----- Records for this exercise
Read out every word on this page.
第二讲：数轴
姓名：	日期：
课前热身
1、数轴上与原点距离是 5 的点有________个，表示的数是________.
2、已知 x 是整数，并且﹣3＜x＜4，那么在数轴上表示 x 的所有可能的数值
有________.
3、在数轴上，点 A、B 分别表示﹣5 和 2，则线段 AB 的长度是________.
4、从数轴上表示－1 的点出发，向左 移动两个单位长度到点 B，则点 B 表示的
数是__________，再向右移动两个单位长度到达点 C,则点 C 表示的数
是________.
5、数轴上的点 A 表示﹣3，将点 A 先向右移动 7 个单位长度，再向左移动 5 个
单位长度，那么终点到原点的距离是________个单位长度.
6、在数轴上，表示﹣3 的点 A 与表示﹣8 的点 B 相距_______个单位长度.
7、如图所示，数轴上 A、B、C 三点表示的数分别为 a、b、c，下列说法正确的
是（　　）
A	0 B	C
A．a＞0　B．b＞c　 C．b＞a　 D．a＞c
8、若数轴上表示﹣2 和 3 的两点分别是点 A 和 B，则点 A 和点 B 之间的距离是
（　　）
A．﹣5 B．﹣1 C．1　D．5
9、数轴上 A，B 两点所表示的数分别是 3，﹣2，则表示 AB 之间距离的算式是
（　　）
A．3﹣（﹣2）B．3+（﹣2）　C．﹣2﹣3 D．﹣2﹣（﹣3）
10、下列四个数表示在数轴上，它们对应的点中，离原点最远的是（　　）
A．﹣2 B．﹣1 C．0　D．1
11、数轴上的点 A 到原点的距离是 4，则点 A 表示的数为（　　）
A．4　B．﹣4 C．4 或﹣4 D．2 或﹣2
----------
## Stated goal
Each of the records should be retyped exactly.

## Expected answer
Read out every word on this page.
第二讲：数轴
姓名：	日期：
课前热身
1、数轴上与原点距离是 5 的点有________个，表示的数是________.
2、已知 x 是整数，并且﹣3＜x＜4，那么在数轴上表示 x 的所有可能的数值
有________.
3、在数轴上，点 A、B 分别表示﹣5 和 2，则线段 AB 的长度是________.
4、从数轴上表示－1 的点出发，向左 移动两个单位长度到点 B，则点 B 表示的
数是__________，再向右移动两个单位长度到达点 C,则点 C 表示的数
是________.
5、数轴上的点 A 表示﹣3，将点 A 先向右移动 7 个单位长度，再向左移动 5 个
单位长度，那么终点到原点的距离是________个单位长度.
6、在数轴上，表示﹣3 的点 A 与表示﹣8 的点 B 相距_______个单位长度.
7、如图所示，数轴上 A、B、C 三点表示的数分别为 a、b、c，下列说法正确的
是（　　）
A	0 B	C
A．a＞0　B．b＞c　 C．b＞a　 D．a＞c
8、若数轴上表示﹣2 和 3 的两点分别是点 A 和 B，则点 A 和点 B 之间的距离是
（　　）
A．﹣5 B．﹣1 C．1　D．5
9、数轴上 A，B 两点所表示的数分别是 3，﹣2，则表示 AB 之间距离的算式是
（　　）
A．3﹣（﹣2）B．3+（﹣2）　C．﹣2﹣3 D．﹣2﹣（﹣3）
10、下列四个数表示在数轴上，它们对应的点中，离原点最远的是（　　）
A．﹣2 B．﹣1 C．0　D．1
11、数轴上的点 A 到原点的距离是 4，则点 A 表示的数为（　　）
A．4　B．﹣4 C．4 或﹣4 D．2 或﹣2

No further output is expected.